* BEGIN Data to use *

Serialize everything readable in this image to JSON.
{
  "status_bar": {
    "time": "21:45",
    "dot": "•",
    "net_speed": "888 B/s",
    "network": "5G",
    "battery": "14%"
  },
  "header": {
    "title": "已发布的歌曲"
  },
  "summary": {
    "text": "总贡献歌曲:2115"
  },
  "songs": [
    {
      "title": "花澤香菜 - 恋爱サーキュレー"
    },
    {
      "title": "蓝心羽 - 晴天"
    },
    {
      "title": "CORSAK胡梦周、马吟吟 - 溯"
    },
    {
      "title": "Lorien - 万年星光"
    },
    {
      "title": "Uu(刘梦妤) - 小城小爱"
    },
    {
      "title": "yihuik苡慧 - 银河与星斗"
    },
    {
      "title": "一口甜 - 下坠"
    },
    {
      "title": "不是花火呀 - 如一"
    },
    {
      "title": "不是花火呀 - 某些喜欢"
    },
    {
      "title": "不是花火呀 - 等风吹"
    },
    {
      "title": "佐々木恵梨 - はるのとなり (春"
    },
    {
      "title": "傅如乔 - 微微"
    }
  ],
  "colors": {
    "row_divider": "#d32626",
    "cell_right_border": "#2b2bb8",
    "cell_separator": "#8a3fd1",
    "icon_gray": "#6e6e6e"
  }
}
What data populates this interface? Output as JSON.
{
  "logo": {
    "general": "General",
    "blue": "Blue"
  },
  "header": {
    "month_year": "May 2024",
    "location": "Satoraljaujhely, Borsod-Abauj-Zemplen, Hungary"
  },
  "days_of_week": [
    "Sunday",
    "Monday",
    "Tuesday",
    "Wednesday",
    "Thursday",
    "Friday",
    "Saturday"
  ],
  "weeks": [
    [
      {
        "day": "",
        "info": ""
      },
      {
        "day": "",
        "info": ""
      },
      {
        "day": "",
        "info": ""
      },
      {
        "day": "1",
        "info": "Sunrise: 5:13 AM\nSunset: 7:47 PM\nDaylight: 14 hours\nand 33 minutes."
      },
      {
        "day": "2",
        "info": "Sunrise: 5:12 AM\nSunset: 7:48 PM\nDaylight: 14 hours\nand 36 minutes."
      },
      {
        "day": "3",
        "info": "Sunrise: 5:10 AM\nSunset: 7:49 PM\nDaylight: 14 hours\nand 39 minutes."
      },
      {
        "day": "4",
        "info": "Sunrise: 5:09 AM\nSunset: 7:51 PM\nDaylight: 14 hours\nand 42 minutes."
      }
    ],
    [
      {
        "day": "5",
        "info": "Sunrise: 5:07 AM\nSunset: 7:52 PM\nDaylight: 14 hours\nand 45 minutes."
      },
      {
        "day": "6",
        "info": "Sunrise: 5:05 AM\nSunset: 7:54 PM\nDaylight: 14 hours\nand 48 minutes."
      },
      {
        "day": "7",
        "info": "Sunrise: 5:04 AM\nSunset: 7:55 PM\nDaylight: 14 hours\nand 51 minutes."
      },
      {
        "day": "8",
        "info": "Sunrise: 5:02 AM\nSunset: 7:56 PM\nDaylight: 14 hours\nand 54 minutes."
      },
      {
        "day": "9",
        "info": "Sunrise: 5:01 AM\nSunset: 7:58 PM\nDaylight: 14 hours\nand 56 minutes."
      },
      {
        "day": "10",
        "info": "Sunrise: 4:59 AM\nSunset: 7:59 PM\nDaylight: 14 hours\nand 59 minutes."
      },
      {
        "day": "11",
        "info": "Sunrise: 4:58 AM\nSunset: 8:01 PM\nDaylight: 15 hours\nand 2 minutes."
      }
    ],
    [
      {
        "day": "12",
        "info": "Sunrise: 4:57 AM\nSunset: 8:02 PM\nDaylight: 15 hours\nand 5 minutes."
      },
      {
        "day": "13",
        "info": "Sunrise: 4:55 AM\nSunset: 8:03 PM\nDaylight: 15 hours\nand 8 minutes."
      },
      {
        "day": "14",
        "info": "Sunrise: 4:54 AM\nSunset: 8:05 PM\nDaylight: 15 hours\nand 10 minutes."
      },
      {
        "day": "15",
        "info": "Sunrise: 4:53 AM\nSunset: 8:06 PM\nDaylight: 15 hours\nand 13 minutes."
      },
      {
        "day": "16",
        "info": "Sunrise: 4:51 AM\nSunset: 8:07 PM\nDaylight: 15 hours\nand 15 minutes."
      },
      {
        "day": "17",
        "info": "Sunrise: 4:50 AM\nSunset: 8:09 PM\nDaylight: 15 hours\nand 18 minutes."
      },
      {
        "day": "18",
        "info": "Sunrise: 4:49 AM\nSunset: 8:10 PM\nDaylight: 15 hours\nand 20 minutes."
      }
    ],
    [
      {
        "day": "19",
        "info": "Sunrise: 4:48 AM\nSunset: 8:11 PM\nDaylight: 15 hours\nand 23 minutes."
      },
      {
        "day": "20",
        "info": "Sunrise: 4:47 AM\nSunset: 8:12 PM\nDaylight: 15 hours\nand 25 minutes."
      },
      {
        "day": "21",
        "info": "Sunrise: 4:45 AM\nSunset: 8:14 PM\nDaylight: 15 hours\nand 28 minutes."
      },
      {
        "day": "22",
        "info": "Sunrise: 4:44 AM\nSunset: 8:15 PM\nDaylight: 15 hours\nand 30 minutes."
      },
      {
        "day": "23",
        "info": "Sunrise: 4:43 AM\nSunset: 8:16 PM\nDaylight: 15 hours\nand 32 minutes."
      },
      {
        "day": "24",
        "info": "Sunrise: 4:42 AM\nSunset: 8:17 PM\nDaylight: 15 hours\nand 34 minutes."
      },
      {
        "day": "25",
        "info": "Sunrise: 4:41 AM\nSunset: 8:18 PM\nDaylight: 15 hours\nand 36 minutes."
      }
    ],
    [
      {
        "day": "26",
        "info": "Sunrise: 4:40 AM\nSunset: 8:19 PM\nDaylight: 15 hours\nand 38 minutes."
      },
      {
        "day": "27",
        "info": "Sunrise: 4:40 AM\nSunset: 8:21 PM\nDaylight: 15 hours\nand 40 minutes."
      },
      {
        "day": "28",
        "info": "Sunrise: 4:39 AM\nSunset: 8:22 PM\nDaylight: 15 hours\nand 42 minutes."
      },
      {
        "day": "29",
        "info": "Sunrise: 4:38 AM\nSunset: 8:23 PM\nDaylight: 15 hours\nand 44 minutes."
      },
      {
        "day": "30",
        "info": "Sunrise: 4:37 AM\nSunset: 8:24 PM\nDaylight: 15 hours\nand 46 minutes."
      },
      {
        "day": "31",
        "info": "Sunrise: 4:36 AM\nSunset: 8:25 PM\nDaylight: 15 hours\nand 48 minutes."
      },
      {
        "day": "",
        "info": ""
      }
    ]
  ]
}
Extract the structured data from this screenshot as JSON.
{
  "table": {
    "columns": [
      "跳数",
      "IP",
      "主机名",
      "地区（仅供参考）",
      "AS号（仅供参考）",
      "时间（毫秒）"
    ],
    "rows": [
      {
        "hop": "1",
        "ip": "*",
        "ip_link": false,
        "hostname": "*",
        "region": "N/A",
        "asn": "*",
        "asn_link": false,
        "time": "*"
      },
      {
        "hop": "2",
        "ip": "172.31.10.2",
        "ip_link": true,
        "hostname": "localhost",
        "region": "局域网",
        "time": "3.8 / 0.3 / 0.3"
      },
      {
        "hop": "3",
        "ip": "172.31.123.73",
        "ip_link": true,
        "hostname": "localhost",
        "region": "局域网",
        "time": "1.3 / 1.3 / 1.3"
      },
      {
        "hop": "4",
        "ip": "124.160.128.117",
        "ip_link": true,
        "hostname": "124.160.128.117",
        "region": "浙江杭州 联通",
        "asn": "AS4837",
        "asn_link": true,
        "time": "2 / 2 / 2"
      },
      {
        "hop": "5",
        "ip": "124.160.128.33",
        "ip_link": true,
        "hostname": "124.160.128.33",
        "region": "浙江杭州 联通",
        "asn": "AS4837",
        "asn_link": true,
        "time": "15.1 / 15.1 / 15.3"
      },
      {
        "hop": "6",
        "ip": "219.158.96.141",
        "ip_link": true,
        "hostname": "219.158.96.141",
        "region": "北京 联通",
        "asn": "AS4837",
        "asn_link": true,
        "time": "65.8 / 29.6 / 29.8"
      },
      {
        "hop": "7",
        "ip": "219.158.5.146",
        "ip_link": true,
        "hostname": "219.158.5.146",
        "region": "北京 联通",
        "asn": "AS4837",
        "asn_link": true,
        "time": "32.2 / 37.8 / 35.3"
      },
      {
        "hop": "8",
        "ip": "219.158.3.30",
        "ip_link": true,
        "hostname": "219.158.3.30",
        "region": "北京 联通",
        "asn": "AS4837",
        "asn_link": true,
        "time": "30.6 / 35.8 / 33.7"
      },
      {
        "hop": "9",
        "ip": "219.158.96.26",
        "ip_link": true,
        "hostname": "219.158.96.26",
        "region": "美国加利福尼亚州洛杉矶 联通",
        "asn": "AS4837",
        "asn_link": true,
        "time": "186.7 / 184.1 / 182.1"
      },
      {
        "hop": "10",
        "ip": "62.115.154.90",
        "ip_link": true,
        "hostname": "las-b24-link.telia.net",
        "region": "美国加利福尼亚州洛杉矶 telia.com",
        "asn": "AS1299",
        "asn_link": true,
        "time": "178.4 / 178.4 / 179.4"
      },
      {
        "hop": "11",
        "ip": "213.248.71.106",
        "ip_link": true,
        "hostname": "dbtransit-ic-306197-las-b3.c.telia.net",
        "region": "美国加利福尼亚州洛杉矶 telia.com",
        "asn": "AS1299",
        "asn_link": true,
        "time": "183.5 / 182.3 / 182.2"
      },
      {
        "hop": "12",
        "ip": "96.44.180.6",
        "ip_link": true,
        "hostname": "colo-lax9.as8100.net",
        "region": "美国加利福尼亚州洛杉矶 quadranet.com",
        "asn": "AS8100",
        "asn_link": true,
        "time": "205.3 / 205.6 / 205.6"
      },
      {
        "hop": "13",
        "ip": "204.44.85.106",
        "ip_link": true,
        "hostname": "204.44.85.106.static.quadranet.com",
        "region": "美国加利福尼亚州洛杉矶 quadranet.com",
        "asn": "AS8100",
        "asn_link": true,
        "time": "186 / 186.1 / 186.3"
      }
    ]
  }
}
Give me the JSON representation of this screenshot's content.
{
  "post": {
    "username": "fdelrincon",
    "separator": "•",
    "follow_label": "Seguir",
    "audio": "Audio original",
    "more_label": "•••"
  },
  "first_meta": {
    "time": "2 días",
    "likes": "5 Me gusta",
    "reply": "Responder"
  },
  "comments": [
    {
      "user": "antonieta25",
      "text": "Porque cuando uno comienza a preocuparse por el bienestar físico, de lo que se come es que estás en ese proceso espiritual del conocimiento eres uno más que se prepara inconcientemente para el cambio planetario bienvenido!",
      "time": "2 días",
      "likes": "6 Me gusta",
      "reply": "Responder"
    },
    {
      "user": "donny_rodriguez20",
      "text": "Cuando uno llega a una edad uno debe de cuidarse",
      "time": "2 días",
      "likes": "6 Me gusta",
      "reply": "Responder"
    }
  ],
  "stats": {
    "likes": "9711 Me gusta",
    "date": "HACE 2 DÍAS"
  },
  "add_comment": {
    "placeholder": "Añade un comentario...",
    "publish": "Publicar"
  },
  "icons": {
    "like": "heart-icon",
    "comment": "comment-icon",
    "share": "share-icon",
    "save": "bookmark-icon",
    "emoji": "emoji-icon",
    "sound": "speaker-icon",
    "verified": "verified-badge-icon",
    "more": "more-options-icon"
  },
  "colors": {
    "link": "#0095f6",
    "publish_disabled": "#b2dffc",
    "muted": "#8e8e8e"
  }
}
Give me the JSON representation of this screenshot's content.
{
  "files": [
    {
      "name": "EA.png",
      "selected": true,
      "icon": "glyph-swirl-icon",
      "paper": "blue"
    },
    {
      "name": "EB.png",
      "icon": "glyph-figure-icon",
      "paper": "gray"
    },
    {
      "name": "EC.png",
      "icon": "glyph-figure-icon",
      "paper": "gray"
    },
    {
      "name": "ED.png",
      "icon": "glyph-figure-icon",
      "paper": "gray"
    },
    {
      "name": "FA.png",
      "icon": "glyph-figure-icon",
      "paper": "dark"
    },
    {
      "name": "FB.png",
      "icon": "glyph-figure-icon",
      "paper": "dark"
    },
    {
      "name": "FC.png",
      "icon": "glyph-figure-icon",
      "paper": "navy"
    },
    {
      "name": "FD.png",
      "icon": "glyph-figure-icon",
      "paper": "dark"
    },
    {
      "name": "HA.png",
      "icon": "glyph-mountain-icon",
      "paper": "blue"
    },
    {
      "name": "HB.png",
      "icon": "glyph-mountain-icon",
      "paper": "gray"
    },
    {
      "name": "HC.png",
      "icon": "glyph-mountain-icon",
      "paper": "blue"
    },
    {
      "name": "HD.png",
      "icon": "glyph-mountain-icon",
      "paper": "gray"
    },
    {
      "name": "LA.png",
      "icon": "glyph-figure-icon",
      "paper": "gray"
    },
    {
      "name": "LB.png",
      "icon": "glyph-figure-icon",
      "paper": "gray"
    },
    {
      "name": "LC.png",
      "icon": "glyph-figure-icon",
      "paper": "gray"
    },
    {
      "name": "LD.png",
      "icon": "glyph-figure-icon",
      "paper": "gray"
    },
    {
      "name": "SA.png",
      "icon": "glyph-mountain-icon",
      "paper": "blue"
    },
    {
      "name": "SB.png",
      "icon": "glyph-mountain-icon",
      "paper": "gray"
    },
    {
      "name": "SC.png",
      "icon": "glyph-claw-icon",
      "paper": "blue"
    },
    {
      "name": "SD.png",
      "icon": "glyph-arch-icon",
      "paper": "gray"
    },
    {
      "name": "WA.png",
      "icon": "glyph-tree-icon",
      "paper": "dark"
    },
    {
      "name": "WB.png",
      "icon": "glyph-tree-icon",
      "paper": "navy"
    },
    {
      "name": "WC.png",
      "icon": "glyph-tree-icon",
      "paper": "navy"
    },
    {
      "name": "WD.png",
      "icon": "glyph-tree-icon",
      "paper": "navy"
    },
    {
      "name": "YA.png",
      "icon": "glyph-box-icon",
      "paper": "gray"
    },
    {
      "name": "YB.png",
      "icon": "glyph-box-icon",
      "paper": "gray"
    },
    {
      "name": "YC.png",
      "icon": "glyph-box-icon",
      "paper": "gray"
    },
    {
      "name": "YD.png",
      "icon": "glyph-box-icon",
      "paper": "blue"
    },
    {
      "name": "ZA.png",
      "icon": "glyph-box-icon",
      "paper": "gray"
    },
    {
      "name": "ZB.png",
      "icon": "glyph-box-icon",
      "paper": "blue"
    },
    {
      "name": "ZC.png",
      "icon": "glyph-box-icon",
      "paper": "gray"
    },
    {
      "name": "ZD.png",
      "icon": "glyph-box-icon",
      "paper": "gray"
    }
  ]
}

* END Data to use *

> **Objective**:
Which lines above hold the word "this"? Copy each of them.

> **The reply**:
Serialize everything readable in this image to JSON.
What data populates this interface? Output as JSON.
Extract the structured data from this screenshot as JSON.
Give me the JSON representation of this screenshot's content.
Give me the JSON representation of this screenshot's content.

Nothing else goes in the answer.